== What this task involves ==
Would you set down every entry shown below, precisely as written?

— start —

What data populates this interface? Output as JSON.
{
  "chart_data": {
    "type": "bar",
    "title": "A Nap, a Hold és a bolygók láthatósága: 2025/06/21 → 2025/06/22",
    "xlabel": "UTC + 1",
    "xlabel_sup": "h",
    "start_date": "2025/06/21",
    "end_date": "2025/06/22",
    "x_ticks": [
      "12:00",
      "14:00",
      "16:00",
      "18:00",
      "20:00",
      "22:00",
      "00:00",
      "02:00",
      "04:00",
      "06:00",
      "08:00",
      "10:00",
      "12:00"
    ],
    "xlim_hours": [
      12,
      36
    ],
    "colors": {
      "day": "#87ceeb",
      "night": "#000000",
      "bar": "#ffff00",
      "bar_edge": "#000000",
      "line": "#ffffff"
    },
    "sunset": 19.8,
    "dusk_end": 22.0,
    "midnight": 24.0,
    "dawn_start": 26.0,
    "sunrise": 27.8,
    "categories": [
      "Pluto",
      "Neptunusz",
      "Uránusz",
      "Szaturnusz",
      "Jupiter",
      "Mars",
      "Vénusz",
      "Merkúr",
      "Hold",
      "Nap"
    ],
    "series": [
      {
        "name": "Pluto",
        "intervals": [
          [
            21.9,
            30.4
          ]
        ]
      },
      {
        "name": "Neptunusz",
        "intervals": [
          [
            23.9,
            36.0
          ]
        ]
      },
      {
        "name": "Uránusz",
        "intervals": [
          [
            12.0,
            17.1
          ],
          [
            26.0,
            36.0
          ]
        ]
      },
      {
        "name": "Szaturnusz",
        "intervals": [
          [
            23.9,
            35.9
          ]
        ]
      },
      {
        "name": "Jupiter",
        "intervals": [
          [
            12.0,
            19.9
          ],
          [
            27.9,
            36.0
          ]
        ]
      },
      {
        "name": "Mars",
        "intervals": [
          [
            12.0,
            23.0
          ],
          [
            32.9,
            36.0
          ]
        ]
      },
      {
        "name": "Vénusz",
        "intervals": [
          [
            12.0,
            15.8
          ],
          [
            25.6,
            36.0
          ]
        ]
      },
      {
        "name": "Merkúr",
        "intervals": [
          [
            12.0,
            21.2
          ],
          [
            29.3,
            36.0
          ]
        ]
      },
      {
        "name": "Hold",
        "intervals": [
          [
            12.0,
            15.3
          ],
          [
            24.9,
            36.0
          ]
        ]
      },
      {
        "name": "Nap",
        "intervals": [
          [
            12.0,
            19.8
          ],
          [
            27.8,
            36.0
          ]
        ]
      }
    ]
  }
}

— end —

== Solved exercise ==
What data populates this interface? Output as JSON.
{
  "chart_data": {
    "type": "bar",
    "title": "A Nap, a Hold és a bolygók láthatósága: 2025/06/21 → 2025/06/22",
    "xlabel": "UTC + 1",
    "xlabel_sup": "h",
    "start_date": "2025/06/21",
    "end_date": "2025/06/22",
    "x_ticks": [
      "12:00",
      "14:00",
      "16:00",
      "18:00",
      "20:00",
      "22:00",
      "00:00",
      "02:00",
      "04:00",
      "06:00",
      "08:00",
      "10:00",
      "12:00"
    ],
    "xlim_hours": [
      12,
      36
    ],
    "colors": {
      "day": "#87ceeb",
      "night": "#000000",
      "bar": "#ffff00",
      "bar_edge": "#000000",
      "line": "#ffffff"
    },
    "sunset": 19.8,
    "dusk_end": 22.0,
    "midnight": 24.0,
    "dawn_start": 26.0,
    "sunrise": 27.8,
    "categories": [
      "Pluto",
      "Neptunusz",
      "Uránusz",
      "Szaturnusz",
      "Jupiter",
      "Mars",
      "Vénusz",
      "Merkúr",
      "Hold",
      "Nap"
    ],
    "series": [
      {
        "name": "Pluto",
        "intervals": [
          [
            21.9,
            30.4
          ]
        ]
      },
      {
        "name": "Neptunusz",
        "intervals": [
          [
            23.9,
            36.0
          ]
        ]
      },
      {
        "name": "Uránusz",
        "intervals": [
          [
            12.0,
            17.1
          ],
          [
            26.0,
            36.0
          ]
        ]
      },
      {
        "name": "Szaturnusz",
        "intervals": [
          [
            23.9,
            35.9
          ]
        ]
      },
      {
        "name": "Jupiter",
        "intervals": [
          [
            12.0,
            19.9
          ],
          [
            27.9,
            36.0
          ]
        ]
      },
      {
        "name": "Mars",
        "intervals": [
          [
            12.0,
            23.0
          ],
          [
            32.9,
            36.0
          ]
        ]
      },
      {
        "name": "Vénusz",
        "intervals": [
          [
            12.0,
            15.8
          ],
          [
            25.6,
            36.0
          ]
        ]
      },
      {
        "name": "Merkúr",
        "intervals": [
          [
            12.0,
            21.2
          ],
          [
            29.3,
            36.0
          ]
        ]
      },
      {
        "name": "Hold",
        "intervals": [
          [
            12.0,
            15.3
          ],
          [
            24.9,
            36.0
          ]
        ]
      },
      {
        "name": "Nap",
        "intervals": [
          [
            12.0,
            19.8
          ],
          [
            27.8,
            36.0
          ]
        ]
      }
    ]
  }
}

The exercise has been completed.